## Directive
The entries below contain pictures. Retype everything except those pictures, exactly as given.

## Available data

%%

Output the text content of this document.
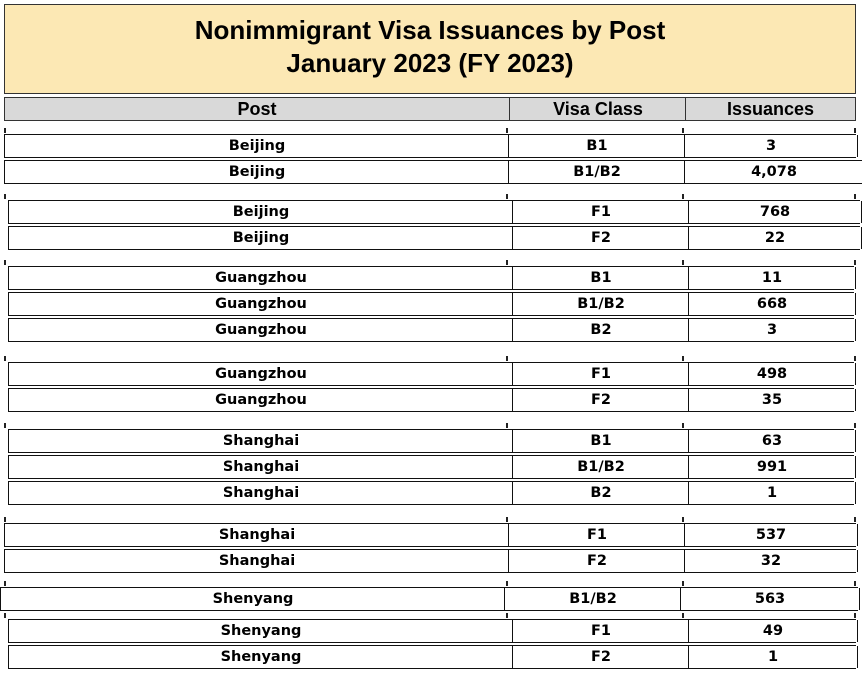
Nonimmigrant Visa Issuances by Post
January 2023 (FY 2023)
Post	Visa Class	Issuances
Beijing	B1	3
Beijing	B1/B2	4,078
Beijing	F1	768
Beijing	F2	22
Guangzhou	B1	11
Guangzhou	B1/B2	668
Guangzhou	B2	3
Guangzhou	F1	498
Guangzhou	F2	35
Shanghai	B1	63
Shanghai	B1/B2	991
Shanghai	B2	1
Shanghai	F1	537
Shanghai	F2	32
Shenyang	B1/B2	563
Shenyang	F1	49
Shenyang	F2	1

%%

## Problem solution
Output the text content of this document.
Nonimmigrant Visa Issuances by Post
January 2023 (FY 2023)
Post	Visa Class	Issuances
Beijing	B1	3
Beijing	B1/B2	4,078
Beijing	F1	768
Beijing	F2	22
Guangzhou	B1	11
Guangzhou	B1/B2	668
Guangzhou	B2	3
Guangzhou	F1	498
Guangzhou	F2	35
Shanghai	B1	63
Shanghai	B1/B2	991
Shanghai	B2	1
Shanghai	F1	537
Shanghai	F2	32
Shenyang	B1/B2	563
Shenyang	F1	49
Shenyang	F2	1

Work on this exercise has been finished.